TO DO: Below are some entries; can you quote all of them exactly?

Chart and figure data
## begin

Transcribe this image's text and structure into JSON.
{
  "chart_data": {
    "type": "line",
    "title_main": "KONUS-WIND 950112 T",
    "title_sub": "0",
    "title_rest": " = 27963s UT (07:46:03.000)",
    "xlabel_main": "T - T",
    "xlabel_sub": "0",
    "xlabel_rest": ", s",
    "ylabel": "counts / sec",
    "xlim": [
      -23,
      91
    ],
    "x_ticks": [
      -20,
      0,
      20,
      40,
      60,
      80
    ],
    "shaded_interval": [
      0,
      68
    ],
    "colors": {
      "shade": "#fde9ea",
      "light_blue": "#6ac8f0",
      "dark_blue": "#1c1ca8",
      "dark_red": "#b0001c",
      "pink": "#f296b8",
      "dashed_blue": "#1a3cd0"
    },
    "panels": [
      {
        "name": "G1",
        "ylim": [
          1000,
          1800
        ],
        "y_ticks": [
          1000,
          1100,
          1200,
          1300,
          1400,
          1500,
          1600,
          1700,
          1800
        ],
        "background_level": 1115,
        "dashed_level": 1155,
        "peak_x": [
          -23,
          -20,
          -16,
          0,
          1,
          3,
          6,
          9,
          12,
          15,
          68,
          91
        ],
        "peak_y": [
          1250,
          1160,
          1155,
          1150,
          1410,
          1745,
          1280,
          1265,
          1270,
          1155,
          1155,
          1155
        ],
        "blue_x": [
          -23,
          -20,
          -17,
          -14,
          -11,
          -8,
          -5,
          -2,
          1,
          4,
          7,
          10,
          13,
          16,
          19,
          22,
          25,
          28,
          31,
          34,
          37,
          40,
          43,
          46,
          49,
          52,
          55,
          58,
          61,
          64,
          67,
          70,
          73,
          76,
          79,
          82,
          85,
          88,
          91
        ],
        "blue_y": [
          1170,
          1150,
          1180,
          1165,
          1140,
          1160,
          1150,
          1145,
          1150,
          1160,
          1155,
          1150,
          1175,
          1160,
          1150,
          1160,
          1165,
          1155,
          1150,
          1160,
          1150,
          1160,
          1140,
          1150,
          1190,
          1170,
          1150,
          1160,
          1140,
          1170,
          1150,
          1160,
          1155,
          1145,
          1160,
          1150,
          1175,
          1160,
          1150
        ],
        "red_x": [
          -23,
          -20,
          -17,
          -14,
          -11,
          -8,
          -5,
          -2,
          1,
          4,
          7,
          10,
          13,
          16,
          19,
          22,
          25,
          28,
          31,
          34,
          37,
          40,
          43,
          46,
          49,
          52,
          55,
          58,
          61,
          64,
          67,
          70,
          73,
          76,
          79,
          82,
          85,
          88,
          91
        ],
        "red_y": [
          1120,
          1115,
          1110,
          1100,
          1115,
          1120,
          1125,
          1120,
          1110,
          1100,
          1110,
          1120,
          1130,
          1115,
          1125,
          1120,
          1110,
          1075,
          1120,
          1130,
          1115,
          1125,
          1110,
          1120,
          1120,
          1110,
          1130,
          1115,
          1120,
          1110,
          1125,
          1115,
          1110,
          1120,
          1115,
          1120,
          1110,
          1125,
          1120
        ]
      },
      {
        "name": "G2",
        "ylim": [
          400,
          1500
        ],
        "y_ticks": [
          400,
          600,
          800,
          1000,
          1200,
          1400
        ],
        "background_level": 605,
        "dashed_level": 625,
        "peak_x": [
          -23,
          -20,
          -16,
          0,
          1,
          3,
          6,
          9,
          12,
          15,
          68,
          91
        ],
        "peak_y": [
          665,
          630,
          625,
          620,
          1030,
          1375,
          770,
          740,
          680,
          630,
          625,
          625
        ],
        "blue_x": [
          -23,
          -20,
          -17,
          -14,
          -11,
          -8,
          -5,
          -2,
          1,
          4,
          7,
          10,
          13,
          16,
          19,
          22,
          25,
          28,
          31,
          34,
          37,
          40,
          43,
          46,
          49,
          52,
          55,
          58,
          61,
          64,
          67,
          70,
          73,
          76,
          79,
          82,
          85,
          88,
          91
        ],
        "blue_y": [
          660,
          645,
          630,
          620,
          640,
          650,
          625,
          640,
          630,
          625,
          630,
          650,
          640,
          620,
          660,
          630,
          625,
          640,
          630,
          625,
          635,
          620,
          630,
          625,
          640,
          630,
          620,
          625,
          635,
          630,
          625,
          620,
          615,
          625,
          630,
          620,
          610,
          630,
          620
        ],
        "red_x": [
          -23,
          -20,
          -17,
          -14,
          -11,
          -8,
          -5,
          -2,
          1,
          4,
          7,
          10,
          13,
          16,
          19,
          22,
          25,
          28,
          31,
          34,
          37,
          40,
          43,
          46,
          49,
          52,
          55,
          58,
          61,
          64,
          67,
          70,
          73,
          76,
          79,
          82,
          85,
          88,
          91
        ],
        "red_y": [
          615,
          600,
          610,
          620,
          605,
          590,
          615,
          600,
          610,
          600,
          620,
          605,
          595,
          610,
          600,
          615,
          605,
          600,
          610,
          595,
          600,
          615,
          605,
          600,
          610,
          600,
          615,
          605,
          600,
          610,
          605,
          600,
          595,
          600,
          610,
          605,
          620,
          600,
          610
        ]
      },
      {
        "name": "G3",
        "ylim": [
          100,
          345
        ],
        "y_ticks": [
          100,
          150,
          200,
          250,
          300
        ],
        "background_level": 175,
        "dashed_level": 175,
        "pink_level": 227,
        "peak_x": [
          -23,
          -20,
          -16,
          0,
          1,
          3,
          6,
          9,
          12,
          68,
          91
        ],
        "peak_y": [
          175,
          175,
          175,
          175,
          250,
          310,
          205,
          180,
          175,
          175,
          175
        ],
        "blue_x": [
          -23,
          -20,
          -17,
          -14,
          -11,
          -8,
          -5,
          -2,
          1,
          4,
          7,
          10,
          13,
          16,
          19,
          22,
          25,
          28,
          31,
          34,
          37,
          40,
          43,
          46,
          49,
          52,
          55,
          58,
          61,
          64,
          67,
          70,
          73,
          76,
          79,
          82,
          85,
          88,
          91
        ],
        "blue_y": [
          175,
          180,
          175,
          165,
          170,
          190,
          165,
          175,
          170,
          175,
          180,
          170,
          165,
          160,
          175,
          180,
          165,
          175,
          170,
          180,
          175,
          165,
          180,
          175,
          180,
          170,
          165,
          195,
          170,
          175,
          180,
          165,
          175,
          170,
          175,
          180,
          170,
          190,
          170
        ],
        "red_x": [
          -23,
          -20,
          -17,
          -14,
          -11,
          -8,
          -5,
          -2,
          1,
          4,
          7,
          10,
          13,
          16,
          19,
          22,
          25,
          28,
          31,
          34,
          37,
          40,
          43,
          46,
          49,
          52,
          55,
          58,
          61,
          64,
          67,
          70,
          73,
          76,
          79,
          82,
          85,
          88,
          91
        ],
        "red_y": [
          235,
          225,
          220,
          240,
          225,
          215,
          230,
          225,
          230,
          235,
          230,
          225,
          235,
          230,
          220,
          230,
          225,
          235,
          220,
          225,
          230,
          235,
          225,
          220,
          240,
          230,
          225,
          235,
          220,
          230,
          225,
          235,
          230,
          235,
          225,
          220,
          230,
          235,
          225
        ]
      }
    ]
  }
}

## end

RIGHT ANSWER:
Transcribe this image's text and structure into JSON.
{
  "chart_data": {
    "type": "line",
    "title_main": "KONUS-WIND 950112 T",
    "title_sub": "0",
    "title_rest": " = 27963s UT (07:46:03.000)",
    "xlabel_main": "T - T",
    "xlabel_sub": "0",
    "xlabel_rest": ", s",
    "ylabel": "counts / sec",
    "xlim": [
      -23,
      91
    ],
    "x_ticks": [
      -20,
      0,
      20,
      40,
      60,
      80
    ],
    "shaded_interval": [
      0,
      68
    ],
    "colors": {
      "shade": "#fde9ea",
      "light_blue": "#6ac8f0",
      "dark_blue": "#1c1ca8",
      "dark_red": "#b0001c",
      "pink": "#f296b8",
      "dashed_blue": "#1a3cd0"
    },
    "panels": [
      {
        "name": "G1",
        "ylim": [
          1000,
          1800
        ],
        "y_ticks": [
          1000,
          1100,
          1200,
          1300,
          1400,
          1500,
          1600,
          1700,
          1800
        ],
        "background_level": 1115,
        "dashed_level": 1155,
        "peak_x": [
          -23,
          -20,
          -16,
          0,
          1,
          3,
          6,
          9,
          12,
          15,
          68,
          91
        ],
        "peak_y": [
          1250,
          1160,
          1155,
          1150,
          1410,
          1745,
          1280,
          1265,
          1270,
          1155,
          1155,
          1155
        ],
        "blue_x": [
          -23,
          -20,
          -17,
          -14,
          -11,
          -8,
          -5,
          -2,
          1,
          4,
          7,
          10,
          13,
          16,
          19,
          22,
          25,
          28,
          31,
          34,
          37,
          40,
          43,
          46,
          49,
          52,
          55,
          58,
          61,
          64,
          67,
          70,
          73,
          76,
          79,
          82,
          85,
          88,
          91
        ],
        "blue_y": [
          1170,
          1150,
          1180,
          1165,
          1140,
          1160,
          1150,
          1145,
          1150,
          1160,
          1155,
          1150,
          1175,
          1160,
          1150,
          1160,
          1165,
          1155,
          1150,
          1160,
          1150,
          1160,
          1140,
          1150,
          1190,
          1170,
          1150,
          1160,
          1140,
          1170,
          1150,
          1160,
          1155,
          1145,
          1160,
          1150,
          1175,
          1160,
          1150
        ],
        "red_x": [
          -23,
          -20,
          -17,
          -14,
          -11,
          -8,
          -5,
          -2,
          1,
          4,
          7,
          10,
          13,
          16,
          19,
          22,
          25,
          28,
          31,
          34,
          37,
          40,
          43,
          46,
          49,
          52,
          55,
          58,
          61,
          64,
          67,
          70,
          73,
          76,
          79,
          82,
          85,
          88,
          91
        ],
        "red_y": [
          1120,
          1115,
          1110,
          1100,
          1115,
          1120,
          1125,
          1120,
          1110,
          1100,
          1110,
          1120,
          1130,
          1115,
          1125,
          1120,
          1110,
          1075,
          1120,
          1130,
          1115,
          1125,
          1110,
          1120,
          1120,
          1110,
          1130,
          1115,
          1120,
          1110,
          1125,
          1115,
          1110,
          1120,
          1115,
          1120,
          1110,
          1125,
          1120
        ]
      },
      {
        "name": "G2",
        "ylim": [
          400,
          1500
        ],
        "y_ticks": [
          400,
          600,
          800,
          1000,
          1200,
          1400
        ],
        "background_level": 605,
        "dashed_level": 625,
        "peak_x": [
          -23,
          -20,
          -16,
          0,
          1,
          3,
          6,
          9,
          12,
          15,
          68,
          91
        ],
        "peak_y": [
          665,
          630,
          625,
          620,
          1030,
          1375,
          770,
          740,
          680,
          630,
          625,
          625
        ],
        "blue_x": [
          -23,
          -20,
          -17,
          -14,
          -11,
          -8,
          -5,
          -2,
          1,
          4,
          7,
          10,
          13,
          16,
          19,
          22,
          25,
          28,
          31,
          34,
          37,
          40,
          43,
          46,
          49,
          52,
          55,
          58,
          61,
          64,
          67,
          70,
          73,
          76,
          79,
          82,
          85,
          88,
          91
        ],
        "blue_y": [
          660,
          645,
          630,
          620,
          640,
          650,
          625,
          640,
          630,
          625,
          630,
          650,
          640,
          620,
          660,
          630,
          625,
          640,
          630,
          625,
          635,
          620,
          630,
          625,
          640,
          630,
          620,
          625,
          635,
          630,
          625,
          620,
          615,
          625,
          630,
          620,
          610,
          630,
          620
        ],
        "red_x": [
          -23,
          -20,
          -17,
          -14,
          -11,
          -8,
          -5,
          -2,
          1,
          4,
          7,
          10,
          13,
          16,
          19,
          22,
          25,
          28,
          31,
          34,
          37,
          40,
          43,
          46,
          49,
          52,
          55,
          58,
          61,
          64,
          67,
          70,
          73,
          76,
          79,
          82,
          85,
          88,
          91
        ],
        "red_y": [
          615,
          600,
          610,
          620,
          605,
          590,
          615,
          600,
          610,
          600,
          620,
          605,
          595,
          610,
          600,
          615,
          605,
          600,
          610,
          595,
          600,
          615,
          605,
          600,
          610,
          600,
          615,
          605,
          600,
          610,
          605,
          600,
          595,
          600,
          610,
          605,
          620,
          600,
          610
        ]
      },
      {
        "name": "G3",
        "ylim": [
          100,
          345
        ],
        "y_ticks": [
          100,
          150,
          200,
          250,
          300
        ],
        "background_level": 175,
        "dashed_level": 175,
        "pink_level": 227,
        "peak_x": [
          -23,
          -20,
          -16,
          0,
          1,
          3,
          6,
          9,
          12,
          68,
          91
        ],
        "peak_y": [
          175,
          175,
          175,
          175,
          250,
          310,
          205,
          180,
          175,
          175,
          175
        ],
        "blue_x": [
          -23,
          -20,
          -17,
          -14,
          -11,
          -8,
          -5,
          -2,
          1,
          4,
          7,
          10,
          13,
          16,
          19,
          22,
          25,
          28,
          31,
          34,
          37,
          40,
          43,
          46,
          49,
          52,
          55,
          58,
          61,
          64,
          67,
          70,
          73,
          76,
          79,
          82,
          85,
          88,
          91
        ],
        "blue_y": [
          175,
          180,
          175,
          165,
          170,
          190,
          165,
          175,
          170,
          175,
          180,
          170,
          165,
          160,
          175,
          180,
          165,
          175,
          170,
          180,
          175,
          165,
          180,
          175,
          180,
          170,
          165,
          195,
          170,
          175,
          180,
          165,
          175,
          170,
          175,
          180,
          170,
          190,
          170
        ],
        "red_x": [
          -23,
          -20,
          -17,
          -14,
          -11,
          -8,
          -5,
          -2,
          1,
          4,
          7,
          10,
          13,
          16,
          19,
          22,
          25,
          28,
          31,
          34,
          37,
          40,
          43,
          46,
          49,
          52,
          55,
          58,
          61,
          64,
          67,
          70,
          73,
          76,
          79,
          82,
          85,
          88,
          91
        ],
        "red_y": [
          235,
          225,
          220,
          240,
          225,
          215,
          230,
          225,
          230,
          235,
          230,
          225,
          235,
          230,
          220,
          230,
          225,
          235,
          220,
          225,
          230,
          235,
          225,
          220,
          240,
          230,
          225,
          235,
          220,
          230,
          225,
          235,
          230,
          235,
          225,
          220,
          230,
          235,
          225
        ]
      }
    ]
  }
}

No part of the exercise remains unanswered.